Saved data entries:
•••••

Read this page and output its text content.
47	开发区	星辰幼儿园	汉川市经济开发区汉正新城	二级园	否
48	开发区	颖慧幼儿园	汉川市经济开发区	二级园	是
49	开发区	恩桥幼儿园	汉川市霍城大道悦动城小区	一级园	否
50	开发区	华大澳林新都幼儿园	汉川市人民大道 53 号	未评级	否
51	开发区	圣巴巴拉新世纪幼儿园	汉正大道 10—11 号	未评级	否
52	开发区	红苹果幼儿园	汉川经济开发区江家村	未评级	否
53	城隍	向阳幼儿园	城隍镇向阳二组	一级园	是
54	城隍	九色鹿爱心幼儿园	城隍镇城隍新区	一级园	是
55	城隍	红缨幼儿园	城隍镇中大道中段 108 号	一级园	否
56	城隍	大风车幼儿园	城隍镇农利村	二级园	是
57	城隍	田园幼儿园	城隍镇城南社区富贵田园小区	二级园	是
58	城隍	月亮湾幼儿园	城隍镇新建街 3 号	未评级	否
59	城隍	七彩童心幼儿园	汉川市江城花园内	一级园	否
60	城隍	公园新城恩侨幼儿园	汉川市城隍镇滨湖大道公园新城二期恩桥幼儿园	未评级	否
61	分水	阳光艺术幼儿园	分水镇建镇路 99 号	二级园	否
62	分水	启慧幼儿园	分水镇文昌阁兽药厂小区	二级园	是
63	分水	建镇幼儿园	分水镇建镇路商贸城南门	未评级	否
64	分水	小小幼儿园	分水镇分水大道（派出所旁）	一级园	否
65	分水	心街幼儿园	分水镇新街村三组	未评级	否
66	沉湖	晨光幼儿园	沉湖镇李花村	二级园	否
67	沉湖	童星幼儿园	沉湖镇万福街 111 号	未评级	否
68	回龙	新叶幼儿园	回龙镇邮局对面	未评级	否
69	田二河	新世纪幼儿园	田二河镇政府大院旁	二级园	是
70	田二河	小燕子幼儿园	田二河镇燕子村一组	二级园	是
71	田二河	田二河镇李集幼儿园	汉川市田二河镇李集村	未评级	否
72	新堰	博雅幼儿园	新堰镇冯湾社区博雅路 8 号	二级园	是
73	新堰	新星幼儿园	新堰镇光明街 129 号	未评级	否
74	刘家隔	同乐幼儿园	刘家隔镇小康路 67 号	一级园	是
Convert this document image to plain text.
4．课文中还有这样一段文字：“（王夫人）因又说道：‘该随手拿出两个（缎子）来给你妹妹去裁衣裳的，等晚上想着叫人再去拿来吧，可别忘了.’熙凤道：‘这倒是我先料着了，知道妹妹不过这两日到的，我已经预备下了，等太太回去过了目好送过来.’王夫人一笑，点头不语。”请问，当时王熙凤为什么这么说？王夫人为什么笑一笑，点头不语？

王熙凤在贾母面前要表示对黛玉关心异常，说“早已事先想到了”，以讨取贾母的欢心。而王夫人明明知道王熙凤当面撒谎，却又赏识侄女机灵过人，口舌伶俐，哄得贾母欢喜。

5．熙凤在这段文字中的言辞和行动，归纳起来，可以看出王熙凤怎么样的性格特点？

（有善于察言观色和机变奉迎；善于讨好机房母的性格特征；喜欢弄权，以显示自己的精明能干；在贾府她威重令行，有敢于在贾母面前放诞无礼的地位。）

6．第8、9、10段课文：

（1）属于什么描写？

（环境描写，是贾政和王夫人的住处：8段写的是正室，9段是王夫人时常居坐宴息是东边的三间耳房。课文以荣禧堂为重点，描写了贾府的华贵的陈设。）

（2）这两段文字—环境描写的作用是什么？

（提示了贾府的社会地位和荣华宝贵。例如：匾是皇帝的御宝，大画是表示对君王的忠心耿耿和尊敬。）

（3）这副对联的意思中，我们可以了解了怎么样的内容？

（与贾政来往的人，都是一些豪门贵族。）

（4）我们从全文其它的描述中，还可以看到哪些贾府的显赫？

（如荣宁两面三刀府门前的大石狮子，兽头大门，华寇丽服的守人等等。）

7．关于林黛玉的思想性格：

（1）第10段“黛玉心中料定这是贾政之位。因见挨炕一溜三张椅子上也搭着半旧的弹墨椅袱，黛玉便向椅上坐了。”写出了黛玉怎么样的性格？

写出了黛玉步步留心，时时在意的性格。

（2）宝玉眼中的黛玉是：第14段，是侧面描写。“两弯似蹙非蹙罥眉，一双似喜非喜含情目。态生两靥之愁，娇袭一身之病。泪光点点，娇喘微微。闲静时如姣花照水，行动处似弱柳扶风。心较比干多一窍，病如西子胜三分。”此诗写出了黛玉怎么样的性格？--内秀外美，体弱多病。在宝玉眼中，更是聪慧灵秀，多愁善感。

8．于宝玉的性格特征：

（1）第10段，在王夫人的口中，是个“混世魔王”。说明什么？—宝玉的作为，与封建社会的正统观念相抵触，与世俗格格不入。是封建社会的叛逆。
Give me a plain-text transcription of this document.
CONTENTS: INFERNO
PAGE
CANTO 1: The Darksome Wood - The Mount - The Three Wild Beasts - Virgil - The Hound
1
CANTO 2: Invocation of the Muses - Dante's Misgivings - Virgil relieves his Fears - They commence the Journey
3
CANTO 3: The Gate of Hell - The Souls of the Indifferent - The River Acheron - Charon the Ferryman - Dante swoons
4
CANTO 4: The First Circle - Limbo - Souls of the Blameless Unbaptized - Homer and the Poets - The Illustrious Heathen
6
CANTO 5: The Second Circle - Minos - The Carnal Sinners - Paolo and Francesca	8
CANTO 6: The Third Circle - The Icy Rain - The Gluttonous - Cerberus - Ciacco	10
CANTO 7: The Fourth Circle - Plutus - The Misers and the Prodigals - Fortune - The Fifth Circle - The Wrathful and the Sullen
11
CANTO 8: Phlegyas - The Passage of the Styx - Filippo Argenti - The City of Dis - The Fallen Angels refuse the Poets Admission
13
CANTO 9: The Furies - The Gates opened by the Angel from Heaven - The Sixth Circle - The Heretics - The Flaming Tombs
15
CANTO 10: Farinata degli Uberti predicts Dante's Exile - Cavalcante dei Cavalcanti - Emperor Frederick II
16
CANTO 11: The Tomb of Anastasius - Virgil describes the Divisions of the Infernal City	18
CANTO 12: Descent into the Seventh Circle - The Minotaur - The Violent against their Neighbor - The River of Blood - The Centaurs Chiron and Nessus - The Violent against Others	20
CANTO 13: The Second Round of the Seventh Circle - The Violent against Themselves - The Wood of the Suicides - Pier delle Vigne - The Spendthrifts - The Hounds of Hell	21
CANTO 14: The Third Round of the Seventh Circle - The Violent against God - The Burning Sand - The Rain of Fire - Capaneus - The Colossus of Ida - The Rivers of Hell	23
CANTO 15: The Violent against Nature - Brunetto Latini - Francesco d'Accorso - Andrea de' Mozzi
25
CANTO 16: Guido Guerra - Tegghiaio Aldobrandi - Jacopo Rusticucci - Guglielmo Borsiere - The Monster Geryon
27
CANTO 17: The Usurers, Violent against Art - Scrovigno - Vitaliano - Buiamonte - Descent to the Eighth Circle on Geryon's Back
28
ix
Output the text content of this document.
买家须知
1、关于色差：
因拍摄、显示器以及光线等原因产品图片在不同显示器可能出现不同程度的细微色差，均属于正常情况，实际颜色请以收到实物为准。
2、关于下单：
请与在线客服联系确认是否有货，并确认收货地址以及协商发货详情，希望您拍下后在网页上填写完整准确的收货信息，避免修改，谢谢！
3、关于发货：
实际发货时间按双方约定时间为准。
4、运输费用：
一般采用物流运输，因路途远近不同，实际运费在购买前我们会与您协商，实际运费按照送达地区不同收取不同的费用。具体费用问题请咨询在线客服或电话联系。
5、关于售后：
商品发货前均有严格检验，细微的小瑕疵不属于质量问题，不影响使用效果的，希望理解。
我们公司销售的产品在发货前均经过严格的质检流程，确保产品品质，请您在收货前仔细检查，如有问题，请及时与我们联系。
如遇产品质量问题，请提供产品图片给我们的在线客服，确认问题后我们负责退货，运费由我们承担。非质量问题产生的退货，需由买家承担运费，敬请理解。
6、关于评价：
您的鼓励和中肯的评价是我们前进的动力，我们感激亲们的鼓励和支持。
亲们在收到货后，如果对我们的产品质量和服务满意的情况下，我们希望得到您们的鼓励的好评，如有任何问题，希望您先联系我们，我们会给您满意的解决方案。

•••••

EXERCISE BRIEF:
Using the entries above, return each line in which the word "text" occurs.

EXERCISE ANSWER:
Read this page and output its text content.
Convert this document image to plain text.
Give me a plain-text transcription of this document.
Output the text content of this document.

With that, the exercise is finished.